Stated exercise
Show each line that has the string "JSON" in it.

Supplied entries
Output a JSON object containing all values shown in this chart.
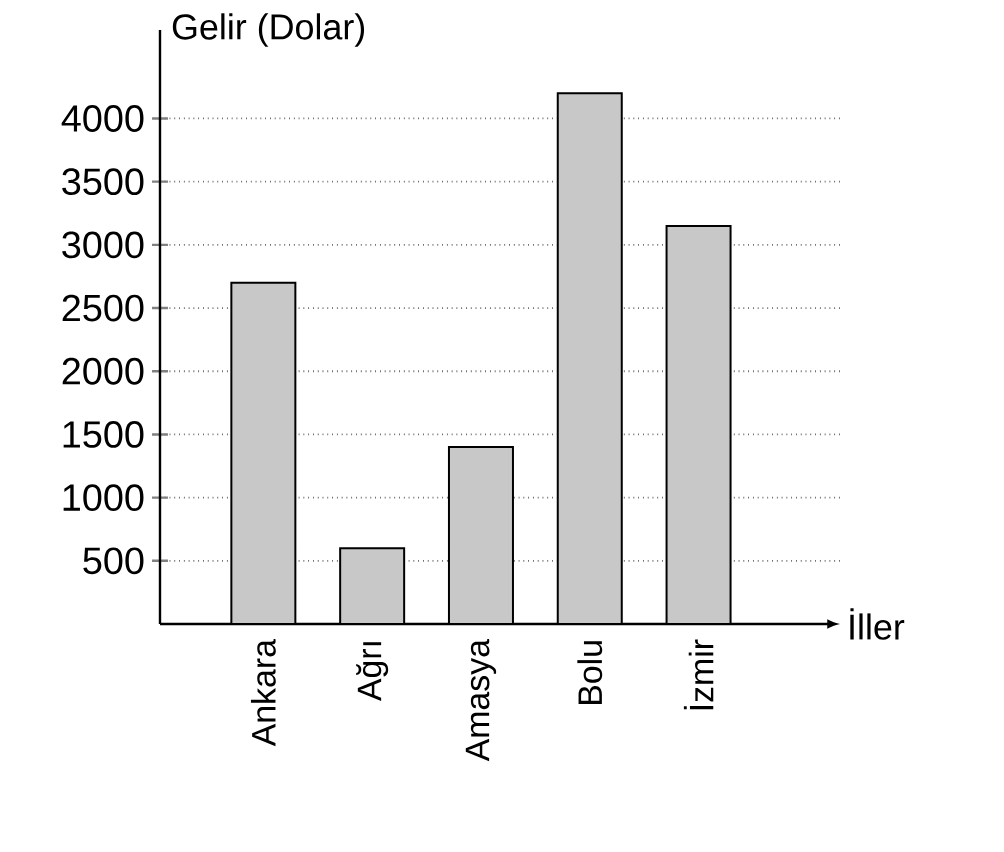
{
  "chart_data": {
    "type": "bar",
    "xlabel": "İller",
    "ylabel": "Gelir (Dolar)",
    "categories": [
      "Ankara",
      "Ağrı",
      "Amasya",
      "Bolu",
      "İzmir"
    ],
    "values": [
      2700,
      600,
      1400,
      4200,
      3150
    ],
    "color": "#c8c8c8",
    "ylim": [
      0,
      4700
    ],
    "yticks": [
      500,
      1000,
      1500,
      2000,
      2500,
      3000,
      3500,
      4000
    ],
    "grid": "y"
  }
}
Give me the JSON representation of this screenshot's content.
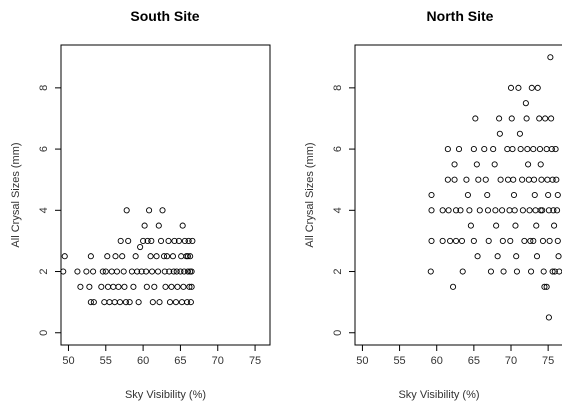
{
  "chart_data": [
    {
      "type": "scatter",
      "title": "South Site",
      "xlabel": "Sky Visibility (%)",
      "ylabel": "All Crysal Sizes (mm)",
      "xlim": [
        49,
        77
      ],
      "ylim": [
        -0.4,
        9.4
      ],
      "xticks": [
        "50",
        "55",
        "60",
        "65",
        "70",
        "75"
      ],
      "yticks": [
        "0",
        "2",
        "4",
        "6",
        "8"
      ],
      "grid": false,
      "legend": "none",
      "points": [
        [
          49.5,
          2.5
        ],
        [
          49.3,
          2.0
        ],
        [
          51.2,
          2.0
        ],
        [
          51.6,
          1.5
        ],
        [
          52.4,
          2.0
        ],
        [
          52.8,
          1.5
        ],
        [
          53.0,
          2.5
        ],
        [
          53.3,
          2.0
        ],
        [
          53.4,
          1.0
        ],
        [
          53.0,
          1.0
        ],
        [
          54.4,
          1.5
        ],
        [
          54.6,
          2.0
        ],
        [
          54.8,
          1.0
        ],
        [
          55.0,
          2.0
        ],
        [
          55.2,
          2.5
        ],
        [
          55.3,
          1.5
        ],
        [
          55.5,
          1.0
        ],
        [
          55.8,
          2.0
        ],
        [
          56.0,
          1.5
        ],
        [
          56.2,
          1.0
        ],
        [
          56.3,
          2.5
        ],
        [
          56.5,
          2.0
        ],
        [
          56.7,
          1.5
        ],
        [
          56.9,
          1.0
        ],
        [
          57.0,
          3.0
        ],
        [
          57.2,
          2.5
        ],
        [
          57.4,
          2.0
        ],
        [
          57.5,
          1.5
        ],
        [
          57.7,
          1.0
        ],
        [
          57.8,
          4.0
        ],
        [
          58.0,
          3.0
        ],
        [
          58.2,
          1.0
        ],
        [
          58.5,
          2.0
        ],
        [
          58.7,
          1.5
        ],
        [
          59.0,
          2.5
        ],
        [
          59.2,
          2.0
        ],
        [
          59.4,
          1.0
        ],
        [
          59.6,
          2.8
        ],
        [
          59.8,
          2.0
        ],
        [
          60.0,
          3.0
        ],
        [
          60.2,
          3.5
        ],
        [
          60.4,
          2.0
        ],
        [
          60.5,
          1.5
        ],
        [
          60.6,
          3.0
        ],
        [
          60.8,
          4.0
        ],
        [
          61.0,
          2.5
        ],
        [
          61.1,
          3.0
        ],
        [
          61.2,
          2.0
        ],
        [
          61.3,
          1.0
        ],
        [
          61.5,
          1.5
        ],
        [
          61.8,
          2.5
        ],
        [
          62.0,
          2.0
        ],
        [
          62.1,
          3.5
        ],
        [
          62.2,
          1.0
        ],
        [
          62.4,
          3.0
        ],
        [
          62.6,
          4.0
        ],
        [
          62.8,
          2.5
        ],
        [
          62.9,
          2.0
        ],
        [
          63.0,
          1.5
        ],
        [
          63.2,
          2.5
        ],
        [
          63.4,
          3.0
        ],
        [
          63.5,
          2.0
        ],
        [
          63.6,
          1.0
        ],
        [
          63.8,
          1.5
        ],
        [
          64.0,
          2.5
        ],
        [
          64.1,
          2.0
        ],
        [
          64.2,
          3.0
        ],
        [
          64.4,
          1.0
        ],
        [
          64.5,
          2.0
        ],
        [
          64.6,
          1.5
        ],
        [
          64.8,
          3.0
        ],
        [
          65.0,
          2.0
        ],
        [
          65.1,
          2.5
        ],
        [
          65.2,
          1.0
        ],
        [
          65.3,
          3.5
        ],
        [
          65.4,
          1.5
        ],
        [
          65.5,
          2.0
        ],
        [
          65.6,
          3.0
        ],
        [
          65.8,
          2.5
        ],
        [
          65.9,
          1.0
        ],
        [
          66.0,
          2.0
        ],
        [
          66.1,
          3.0
        ],
        [
          66.2,
          1.5
        ],
        [
          66.3,
          2.5
        ],
        [
          66.4,
          1.0
        ],
        [
          66.5,
          2.0
        ],
        [
          66.6,
          3.0
        ],
        [
          66.5,
          1.5
        ],
        [
          66.3,
          2.0
        ],
        [
          66.0,
          2.5
        ]
      ]
    },
    {
      "type": "scatter",
      "title": "North Site",
      "xlabel": "Sky Visibility (%)",
      "ylabel": "All Crysal Sizes (mm)",
      "xlim": [
        49,
        77
      ],
      "ylim": [
        -0.4,
        9.4
      ],
      "xticks": [
        "50",
        "55",
        "60",
        "65",
        "70",
        "75"
      ],
      "yticks": [
        "0",
        "2",
        "4",
        "6",
        "8"
      ],
      "grid": false,
      "legend": "none",
      "points": [
        [
          59.3,
          4.5
        ],
        [
          59.3,
          4.0
        ],
        [
          59.3,
          3.0
        ],
        [
          59.2,
          2.0
        ],
        [
          60.8,
          4.0
        ],
        [
          60.8,
          3.0
        ],
        [
          61.5,
          6.0
        ],
        [
          61.5,
          5.0
        ],
        [
          61.6,
          4.0
        ],
        [
          61.8,
          3.0
        ],
        [
          62.4,
          5.5
        ],
        [
          62.4,
          5.0
        ],
        [
          62.6,
          4.0
        ],
        [
          62.6,
          3.0
        ],
        [
          62.2,
          1.5
        ],
        [
          63.0,
          6.0
        ],
        [
          63.2,
          4.0
        ],
        [
          63.4,
          3.0
        ],
        [
          63.5,
          2.0
        ],
        [
          64.0,
          5.0
        ],
        [
          64.2,
          4.5
        ],
        [
          64.4,
          4.0
        ],
        [
          64.6,
          3.5
        ],
        [
          65.0,
          6.0
        ],
        [
          65.2,
          7.0
        ],
        [
          65.4,
          5.5
        ],
        [
          65.6,
          5.0
        ],
        [
          65.8,
          4.0
        ],
        [
          65.0,
          3.0
        ],
        [
          65.5,
          2.5
        ],
        [
          66.4,
          6.0
        ],
        [
          66.6,
          5.0
        ],
        [
          66.8,
          4.5
        ],
        [
          66.9,
          4.0
        ],
        [
          67.0,
          3.0
        ],
        [
          67.3,
          2.0
        ],
        [
          67.6,
          6.0
        ],
        [
          67.8,
          5.5
        ],
        [
          67.9,
          4.0
        ],
        [
          68.0,
          3.5
        ],
        [
          68.2,
          2.5
        ],
        [
          68.4,
          7.0
        ],
        [
          68.5,
          6.5
        ],
        [
          68.6,
          5.0
        ],
        [
          68.8,
          4.0
        ],
        [
          68.9,
          3.0
        ],
        [
          69.0,
          2.0
        ],
        [
          69.5,
          6.0
        ],
        [
          69.6,
          5.0
        ],
        [
          69.8,
          4.0
        ],
        [
          69.9,
          3.0
        ],
        [
          70.0,
          8.0
        ],
        [
          70.1,
          7.0
        ],
        [
          70.2,
          6.0
        ],
        [
          70.3,
          5.0
        ],
        [
          70.4,
          4.5
        ],
        [
          70.5,
          4.0
        ],
        [
          70.6,
          3.5
        ],
        [
          70.7,
          2.5
        ],
        [
          70.8,
          2.0
        ],
        [
          71.0,
          8.0
        ],
        [
          71.2,
          6.5
        ],
        [
          71.3,
          6.0
        ],
        [
          71.5,
          5.0
        ],
        [
          71.6,
          4.0
        ],
        [
          71.8,
          3.0
        ],
        [
          72.0,
          7.5
        ],
        [
          72.1,
          7.0
        ],
        [
          72.2,
          6.0
        ],
        [
          72.3,
          5.5
        ],
        [
          72.4,
          5.0
        ],
        [
          72.5,
          4.0
        ],
        [
          72.6,
          3.0
        ],
        [
          72.7,
          2.0
        ],
        [
          72.8,
          8.0
        ],
        [
          73.0,
          6.0
        ],
        [
          73.1,
          5.0
        ],
        [
          73.2,
          4.5
        ],
        [
          73.3,
          4.0
        ],
        [
          73.4,
          3.5
        ],
        [
          73.5,
          2.5
        ],
        [
          73.6,
          8.0
        ],
        [
          73.8,
          7.0
        ],
        [
          73.9,
          6.0
        ],
        [
          74.0,
          5.5
        ],
        [
          74.1,
          5.0
        ],
        [
          74.2,
          4.0
        ],
        [
          74.3,
          3.0
        ],
        [
          74.4,
          2.0
        ],
        [
          74.5,
          1.5
        ],
        [
          74.6,
          7.0
        ],
        [
          74.8,
          6.0
        ],
        [
          74.9,
          5.0
        ],
        [
          75.0,
          4.5
        ],
        [
          75.1,
          4.0
        ],
        [
          75.2,
          3.0
        ],
        [
          75.3,
          9.0
        ],
        [
          75.4,
          7.0
        ],
        [
          75.5,
          6.0
        ],
        [
          75.6,
          5.0
        ],
        [
          75.7,
          4.0
        ],
        [
          75.8,
          3.5
        ],
        [
          75.9,
          2.0
        ],
        [
          76.0,
          6.0
        ],
        [
          76.1,
          5.0
        ],
        [
          76.2,
          4.0
        ],
        [
          76.3,
          3.0
        ],
        [
          76.4,
          2.5
        ],
        [
          76.5,
          2.0
        ],
        [
          76.7,
          6.0
        ],
        [
          76.8,
          5.0
        ],
        [
          76.9,
          4.0
        ],
        [
          76.9,
          3.0
        ],
        [
          75.1,
          0.5
        ],
        [
          74.8,
          1.5
        ],
        [
          76.6,
          3.5
        ],
        [
          76.3,
          4.5
        ],
        [
          75.6,
          2.0
        ],
        [
          74.0,
          4.0
        ],
        [
          73.0,
          3.0
        ]
      ]
    }
  ]
}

Answer for this exercise
Output a JSON object containing all values shown in this chart.
Give me the JSON representation of this screenshot's content.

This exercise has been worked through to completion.